**Data supplied:**
** start **
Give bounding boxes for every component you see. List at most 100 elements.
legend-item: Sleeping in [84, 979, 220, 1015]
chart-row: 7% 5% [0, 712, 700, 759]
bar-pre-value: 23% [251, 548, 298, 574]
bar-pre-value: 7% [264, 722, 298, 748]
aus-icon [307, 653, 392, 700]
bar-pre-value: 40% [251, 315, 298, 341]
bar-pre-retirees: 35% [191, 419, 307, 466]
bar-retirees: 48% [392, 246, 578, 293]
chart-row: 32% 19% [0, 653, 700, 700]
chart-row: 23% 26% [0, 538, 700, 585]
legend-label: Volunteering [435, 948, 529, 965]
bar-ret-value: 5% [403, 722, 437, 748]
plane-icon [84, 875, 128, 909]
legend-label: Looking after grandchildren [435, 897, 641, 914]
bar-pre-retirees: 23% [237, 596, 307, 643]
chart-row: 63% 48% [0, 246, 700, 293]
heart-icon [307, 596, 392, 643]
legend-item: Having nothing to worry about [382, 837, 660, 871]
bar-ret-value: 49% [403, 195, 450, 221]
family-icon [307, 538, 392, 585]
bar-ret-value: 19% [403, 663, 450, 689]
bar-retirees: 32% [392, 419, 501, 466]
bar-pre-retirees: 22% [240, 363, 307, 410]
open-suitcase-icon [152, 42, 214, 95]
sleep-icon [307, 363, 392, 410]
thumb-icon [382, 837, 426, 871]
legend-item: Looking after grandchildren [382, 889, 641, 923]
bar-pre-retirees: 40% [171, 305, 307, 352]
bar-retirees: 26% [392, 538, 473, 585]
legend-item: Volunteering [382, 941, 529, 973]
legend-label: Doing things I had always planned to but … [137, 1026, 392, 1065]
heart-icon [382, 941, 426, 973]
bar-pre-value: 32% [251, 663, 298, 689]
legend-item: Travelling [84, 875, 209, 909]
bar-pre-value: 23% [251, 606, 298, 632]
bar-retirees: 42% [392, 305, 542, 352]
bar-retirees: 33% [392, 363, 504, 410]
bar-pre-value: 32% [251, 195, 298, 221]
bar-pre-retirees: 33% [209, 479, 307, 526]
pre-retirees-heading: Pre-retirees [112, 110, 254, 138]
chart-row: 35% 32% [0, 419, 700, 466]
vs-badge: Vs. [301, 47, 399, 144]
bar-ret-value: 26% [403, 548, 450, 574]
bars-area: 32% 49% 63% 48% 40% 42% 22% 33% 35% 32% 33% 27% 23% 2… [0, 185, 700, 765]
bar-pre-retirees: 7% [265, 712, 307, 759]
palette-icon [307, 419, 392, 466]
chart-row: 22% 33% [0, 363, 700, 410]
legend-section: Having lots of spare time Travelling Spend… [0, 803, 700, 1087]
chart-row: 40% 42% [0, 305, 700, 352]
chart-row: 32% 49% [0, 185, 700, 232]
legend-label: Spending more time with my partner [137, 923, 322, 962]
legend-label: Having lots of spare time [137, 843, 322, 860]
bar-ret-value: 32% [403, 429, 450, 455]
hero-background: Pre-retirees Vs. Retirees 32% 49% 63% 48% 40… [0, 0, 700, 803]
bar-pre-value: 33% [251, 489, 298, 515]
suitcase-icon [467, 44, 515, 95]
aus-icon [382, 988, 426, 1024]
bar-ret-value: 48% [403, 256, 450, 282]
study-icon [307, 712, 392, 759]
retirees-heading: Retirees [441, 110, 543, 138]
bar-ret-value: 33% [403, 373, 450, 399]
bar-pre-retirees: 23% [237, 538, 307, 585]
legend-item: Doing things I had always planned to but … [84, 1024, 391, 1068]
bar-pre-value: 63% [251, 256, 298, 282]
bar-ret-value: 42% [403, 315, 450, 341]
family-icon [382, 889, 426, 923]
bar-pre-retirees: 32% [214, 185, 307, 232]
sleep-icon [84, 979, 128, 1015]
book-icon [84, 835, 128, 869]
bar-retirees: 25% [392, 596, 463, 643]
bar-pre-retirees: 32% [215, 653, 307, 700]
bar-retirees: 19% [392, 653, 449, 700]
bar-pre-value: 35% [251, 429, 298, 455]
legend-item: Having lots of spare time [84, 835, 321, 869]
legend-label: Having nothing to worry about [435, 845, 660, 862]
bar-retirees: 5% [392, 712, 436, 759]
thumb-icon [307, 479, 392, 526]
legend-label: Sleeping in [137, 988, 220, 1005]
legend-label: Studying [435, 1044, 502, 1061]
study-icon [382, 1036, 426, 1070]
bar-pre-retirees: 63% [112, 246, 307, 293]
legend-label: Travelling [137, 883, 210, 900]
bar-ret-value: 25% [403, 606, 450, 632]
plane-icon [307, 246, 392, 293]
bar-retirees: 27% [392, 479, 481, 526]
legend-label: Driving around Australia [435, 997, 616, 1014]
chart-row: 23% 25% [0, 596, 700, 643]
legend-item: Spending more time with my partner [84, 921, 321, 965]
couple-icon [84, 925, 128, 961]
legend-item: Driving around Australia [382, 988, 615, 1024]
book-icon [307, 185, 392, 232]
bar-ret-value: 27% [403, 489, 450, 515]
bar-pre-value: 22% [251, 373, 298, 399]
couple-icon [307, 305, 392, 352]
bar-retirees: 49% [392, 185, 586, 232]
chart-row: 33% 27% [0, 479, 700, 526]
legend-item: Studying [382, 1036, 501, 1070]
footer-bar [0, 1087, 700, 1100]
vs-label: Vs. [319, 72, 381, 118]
** end **
**Task objective:** Print all of the rows above again, character for character and in their original order.

**Written solution:**
Give bounding boxes for every component you see. List at most 100 elements.
legend-item: Sleeping in [84, 979, 220, 1015]
chart-row: 7% 5% [0, 712, 700, 759]
bar-pre-value: 23% [251, 548, 298, 574]
bar-pre-value: 7% [264, 722, 298, 748]
aus-icon [307, 653, 392, 700]
bar-pre-value: 40% [251, 315, 298, 341]
bar-pre-retirees: 35% [191, 419, 307, 466]
bar-retirees: 48% [392, 246, 578, 293]
chart-row: 32% 19% [0, 653, 700, 700]
chart-row: 23% 26% [0, 538, 700, 585]
legend-label: Volunteering [435, 948, 529, 965]
bar-ret-value: 5% [403, 722, 437, 748]
plane-icon [84, 875, 128, 909]
legend-label: Looking after grandchildren [435, 897, 641, 914]
bar-pre-retirees: 23% [237, 596, 307, 643]
chart-row: 63% 48% [0, 246, 700, 293]
heart-icon [307, 596, 392, 643]
legend-item: Having nothing to worry about [382, 837, 660, 871]
bar-ret-value: 49% [403, 195, 450, 221]
family-icon [307, 538, 392, 585]
bar-ret-value: 19% [403, 663, 450, 689]
bar-retirees: 32% [392, 419, 501, 466]
bar-pre-retirees: 22% [240, 363, 307, 410]
open-suitcase-icon [152, 42, 214, 95]
sleep-icon [307, 363, 392, 410]
thumb-icon [382, 837, 426, 871]
legend-item: Looking after grandchildren [382, 889, 641, 923]
bar-pre-retirees: 40% [171, 305, 307, 352]
bar-retirees: 26% [392, 538, 473, 585]
legend-item: Volunteering [382, 941, 529, 973]
legend-label: Doing things I had always planned to but … [137, 1026, 392, 1065]
heart-icon [382, 941, 426, 973]
bar-pre-value: 32% [251, 663, 298, 689]
legend-item: Travelling [84, 875, 209, 909]
bar-pre-value: 23% [251, 606, 298, 632]
bar-retirees: 42% [392, 305, 542, 352]
bar-retirees: 33% [392, 363, 504, 410]
bar-pre-value: 32% [251, 195, 298, 221]
bar-pre-retirees: 33% [209, 479, 307, 526]
pre-retirees-heading: Pre-retirees [112, 110, 254, 138]
chart-row: 35% 32% [0, 419, 700, 466]
vs-badge: Vs. [301, 47, 399, 144]
bar-ret-value: 26% [403, 548, 450, 574]
bars-area: 32% 49% 63% 48% 40% 42% 22% 33% 35% 32% 33% 27% 23% 2… [0, 185, 700, 765]
bar-pre-retirees: 7% [265, 712, 307, 759]
palette-icon [307, 419, 392, 466]
chart-row: 22% 33% [0, 363, 700, 410]
legend-section: Having lots of spare time Travelling Spend… [0, 803, 700, 1087]
chart-row: 40% 42% [0, 305, 700, 352]
chart-row: 32% 49% [0, 185, 700, 232]
legend-label: Spending more time with my partner [137, 923, 322, 962]
legend-label: Having lots of spare time [137, 843, 322, 860]
bar-ret-value: 32% [403, 429, 450, 455]
hero-background: Pre-retirees Vs. Retirees 32% 49% 63% 48% 40… [0, 0, 700, 803]
bar-pre-value: 33% [251, 489, 298, 515]
suitcase-icon [467, 44, 515, 95]
aus-icon [382, 988, 426, 1024]
bar-ret-value: 48% [403, 256, 450, 282]
study-icon [307, 712, 392, 759]
retirees-heading: Retirees [441, 110, 543, 138]
bar-ret-value: 33% [403, 373, 450, 399]
bar-pre-retirees: 23% [237, 538, 307, 585]
legend-item: Doing things I had always planned to but … [84, 1024, 391, 1068]
bar-pre-value: 63% [251, 256, 298, 282]
bar-ret-value: 42% [403, 315, 450, 341]
family-icon [382, 889, 426, 923]
bar-pre-retirees: 32% [214, 185, 307, 232]
sleep-icon [84, 979, 128, 1015]
book-icon [84, 835, 128, 869]
bar-retirees: 25% [392, 596, 463, 643]
bar-pre-retirees: 32% [215, 653, 307, 700]
bar-retirees: 19% [392, 653, 449, 700]
bar-pre-value: 35% [251, 429, 298, 455]
legend-item: Having lots of spare time [84, 835, 321, 869]
legend-label: Having nothing to worry about [435, 845, 660, 862]
bar-retirees: 5% [392, 712, 436, 759]
thumb-icon [307, 479, 392, 526]
legend-label: Sleeping in [137, 988, 220, 1005]
legend-label: Studying [435, 1044, 502, 1061]
study-icon [382, 1036, 426, 1070]
bar-pre-retirees: 63% [112, 246, 307, 293]
legend-label: Travelling [137, 883, 210, 900]
bar-ret-value: 25% [403, 606, 450, 632]
plane-icon [307, 246, 392, 293]
bar-retirees: 27% [392, 479, 481, 526]
legend-label: Driving around Australia [435, 997, 616, 1014]
chart-row: 23% 25% [0, 596, 700, 643]
legend-item: Spending more time with my partner [84, 921, 321, 965]
couple-icon [84, 925, 128, 961]
legend-item: Driving around Australia [382, 988, 615, 1024]
book-icon [307, 185, 392, 232]
bar-ret-value: 27% [403, 489, 450, 515]
bar-pre-value: 22% [251, 373, 298, 399]
couple-icon [307, 305, 392, 352]
bar-retirees: 49% [392, 185, 586, 232]
chart-row: 33% 27% [0, 479, 700, 526]
legend-item: Studying [382, 1036, 501, 1070]
footer-bar [0, 1087, 700, 1100]
vs-label: Vs. [319, 72, 381, 118]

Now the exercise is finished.